When Claude decided to close his New York outpost, he generously continued the campaign to get Tina a position at Nobu by way of a personal introduction to Drew Nieporent of Myriad Restaurant Group. That meeting provided Tina with the coveted chance to work directly under Chef Nobu Matsuhisa himself. “At that time, Nobu was a person—not a corporation—and there was no chef, no person more fascinating to work with. On the very first lunch service I worked, I spotted both Alice Cooper and Luciano Pavarotti in the dining room.” Tina stayed with Chef Nobu for two and a half years. Eventually she became the head kitchen chef for the opening of Next Door Nobu, which, under Tina’s supervision, gained a New York Times three-star review.

DATA RECORDS =>
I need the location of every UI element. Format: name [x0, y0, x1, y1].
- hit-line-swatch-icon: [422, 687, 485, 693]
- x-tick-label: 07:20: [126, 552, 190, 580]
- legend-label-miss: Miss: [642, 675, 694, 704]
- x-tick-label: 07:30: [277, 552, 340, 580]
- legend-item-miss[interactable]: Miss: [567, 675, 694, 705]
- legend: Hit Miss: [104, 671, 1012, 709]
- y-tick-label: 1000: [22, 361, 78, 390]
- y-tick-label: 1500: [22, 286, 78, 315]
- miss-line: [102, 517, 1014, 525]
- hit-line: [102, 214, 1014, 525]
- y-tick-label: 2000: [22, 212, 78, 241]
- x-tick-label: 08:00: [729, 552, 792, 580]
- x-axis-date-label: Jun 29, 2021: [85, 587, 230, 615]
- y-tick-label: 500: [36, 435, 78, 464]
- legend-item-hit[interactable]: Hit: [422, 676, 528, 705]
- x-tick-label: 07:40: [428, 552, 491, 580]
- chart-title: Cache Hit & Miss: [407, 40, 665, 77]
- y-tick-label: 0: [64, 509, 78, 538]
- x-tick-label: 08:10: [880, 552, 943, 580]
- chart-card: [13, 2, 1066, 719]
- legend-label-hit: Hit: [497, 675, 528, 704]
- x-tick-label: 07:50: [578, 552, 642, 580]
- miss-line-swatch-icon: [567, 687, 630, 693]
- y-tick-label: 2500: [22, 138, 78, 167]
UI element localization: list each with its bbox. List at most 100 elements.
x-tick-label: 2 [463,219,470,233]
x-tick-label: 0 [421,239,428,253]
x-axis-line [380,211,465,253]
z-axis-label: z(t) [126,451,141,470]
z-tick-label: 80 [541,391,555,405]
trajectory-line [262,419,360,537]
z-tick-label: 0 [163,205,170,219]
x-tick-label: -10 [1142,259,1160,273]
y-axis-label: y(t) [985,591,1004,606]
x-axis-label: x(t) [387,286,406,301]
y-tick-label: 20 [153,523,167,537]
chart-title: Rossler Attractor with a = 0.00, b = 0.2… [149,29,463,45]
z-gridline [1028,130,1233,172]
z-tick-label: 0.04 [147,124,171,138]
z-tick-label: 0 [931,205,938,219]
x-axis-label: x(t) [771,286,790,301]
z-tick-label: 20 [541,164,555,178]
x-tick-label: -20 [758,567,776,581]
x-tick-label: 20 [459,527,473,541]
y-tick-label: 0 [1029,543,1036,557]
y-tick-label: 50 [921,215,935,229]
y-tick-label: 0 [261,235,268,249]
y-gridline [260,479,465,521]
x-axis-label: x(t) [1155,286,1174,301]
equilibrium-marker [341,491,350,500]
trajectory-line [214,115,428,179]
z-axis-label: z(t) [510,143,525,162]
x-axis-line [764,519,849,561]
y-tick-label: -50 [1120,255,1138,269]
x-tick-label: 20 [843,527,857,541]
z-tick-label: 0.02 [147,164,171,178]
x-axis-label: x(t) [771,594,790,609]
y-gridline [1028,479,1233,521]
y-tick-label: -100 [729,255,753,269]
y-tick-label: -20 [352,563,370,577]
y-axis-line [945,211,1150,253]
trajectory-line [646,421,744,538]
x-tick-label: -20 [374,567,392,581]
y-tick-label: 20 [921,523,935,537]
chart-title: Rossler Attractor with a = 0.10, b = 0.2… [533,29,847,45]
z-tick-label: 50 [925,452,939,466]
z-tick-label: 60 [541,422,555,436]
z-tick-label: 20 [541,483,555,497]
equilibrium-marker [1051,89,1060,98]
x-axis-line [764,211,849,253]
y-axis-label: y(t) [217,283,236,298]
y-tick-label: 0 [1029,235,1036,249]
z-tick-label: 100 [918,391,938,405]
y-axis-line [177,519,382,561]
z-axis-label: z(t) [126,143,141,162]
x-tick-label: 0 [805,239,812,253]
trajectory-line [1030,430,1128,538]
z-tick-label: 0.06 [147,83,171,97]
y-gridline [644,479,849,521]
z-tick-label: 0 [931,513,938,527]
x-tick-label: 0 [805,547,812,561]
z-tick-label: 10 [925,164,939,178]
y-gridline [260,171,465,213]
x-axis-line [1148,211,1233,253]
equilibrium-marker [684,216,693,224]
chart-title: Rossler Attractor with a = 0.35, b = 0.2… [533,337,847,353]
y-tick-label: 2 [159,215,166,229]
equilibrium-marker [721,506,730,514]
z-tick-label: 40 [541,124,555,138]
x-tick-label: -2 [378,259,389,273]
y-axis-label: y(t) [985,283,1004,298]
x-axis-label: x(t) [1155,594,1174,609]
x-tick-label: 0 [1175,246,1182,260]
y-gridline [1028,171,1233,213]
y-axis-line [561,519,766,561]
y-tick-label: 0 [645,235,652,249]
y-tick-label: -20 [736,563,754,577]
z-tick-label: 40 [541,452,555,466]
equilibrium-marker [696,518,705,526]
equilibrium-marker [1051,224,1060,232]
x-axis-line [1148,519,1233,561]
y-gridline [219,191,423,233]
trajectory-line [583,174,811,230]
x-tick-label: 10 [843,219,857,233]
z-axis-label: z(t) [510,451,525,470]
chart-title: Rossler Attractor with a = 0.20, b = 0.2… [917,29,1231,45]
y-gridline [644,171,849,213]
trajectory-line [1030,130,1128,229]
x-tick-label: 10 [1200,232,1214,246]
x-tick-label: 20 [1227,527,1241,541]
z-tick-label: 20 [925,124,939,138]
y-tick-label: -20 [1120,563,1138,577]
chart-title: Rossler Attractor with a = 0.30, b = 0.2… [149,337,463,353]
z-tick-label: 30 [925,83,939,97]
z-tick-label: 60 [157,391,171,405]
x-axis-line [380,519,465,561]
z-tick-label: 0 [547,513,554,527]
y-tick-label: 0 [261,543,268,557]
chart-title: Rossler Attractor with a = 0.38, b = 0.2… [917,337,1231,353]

TASK SET =>
[1] Say whether each statement agrees with the passage about Tina's time at Nobu: (a) Tina worked with Chef Nobu for three years; (b) Claude introduced Tina to Drew Nieporent; (c) Next Door Nobu earned a New York Times three-star review. For each, answer yes or no and quote the words of the passage that decide it.
[2] Rewrite the part of the passage about Tina's time at Nobu that starts with "When Claude decided" and goes on through "Times three-star review.", using "dinner" in place of "lunch".
[3] Carry on the passage about Tina's career at Nobu from its final sentence.

RESPONSES FOR EACH TASK =>
[1]
(a) No: "Tina stayed with Chef Nobu for two and a half years."
(b) Yes: "he generously continued the campaign to get Tina a position at Nobu by way of a personal introduction to Drew Nieporent of Myriad Restaurant Group."
(c) Yes: "gained a New York Times three-star review."

[2]
When Claude decided to close his New York outpost, he generously continued the campaign to get Tina a position at Nobu by way of a personal introduction to Drew Nieporent of Myriad Restaurant Group. That meeting provided Tina with the coveted chance to work directly under Chef Nobu Matsuhisa himself. “At that time, Nobu was a person—not a corporation—and there was no chef, no person more fascinating to work with. On the very first dinner service I worked, I spotted both Alice Cooper and Luciano Pavarotti in the dining room.” Tina stayed with Chef Nobu for two and a half years. Eventually she became the head kitchen chef for the opening of Next Door Nobu, which, under Tina’s supervision, gained a New York Times three-star review.

[3]
Then Tina got a call from her former chef de cuisine, Laurent Tourondel. He was opening a new restaurant called Cello and asked her to join the staff as sous chef, which she readily accepted. “The cuisine at Cello was super haute French seafood—similar to Le Bernardin but much smaller. At the time, Cello, Danube and Union Pacific were the big three restaurants in the city, so everyone knew everyone, and it was a very elite group of chefs and cooks. I have a photo on my desk today of the people I worked with at Cello—almost every one of us became incredibly successful.”
After years in the city’s top kitchens, Tina began to wonder if there might be other opportunities outside of restaurants. She returned to ICE to pursue a diploma in Culinary Management while also freelancing for various projects.
Eventually, Tina found herself back in the kitchen as the executive chef for Nicole’s—one of NYC’s original farm-to-table restaurants in designer Nicole Farhi’s boutique. “I changed the menu six times a year at Nicole’s, keeping entirely with the seasons,” says Tina. “It was a new concept in the city at that time, and it was also my first glimpse into a lunch-only service situation. What’s more, it was the first time I wasn’t working the typical nocturnal schedule that most chefs keep.”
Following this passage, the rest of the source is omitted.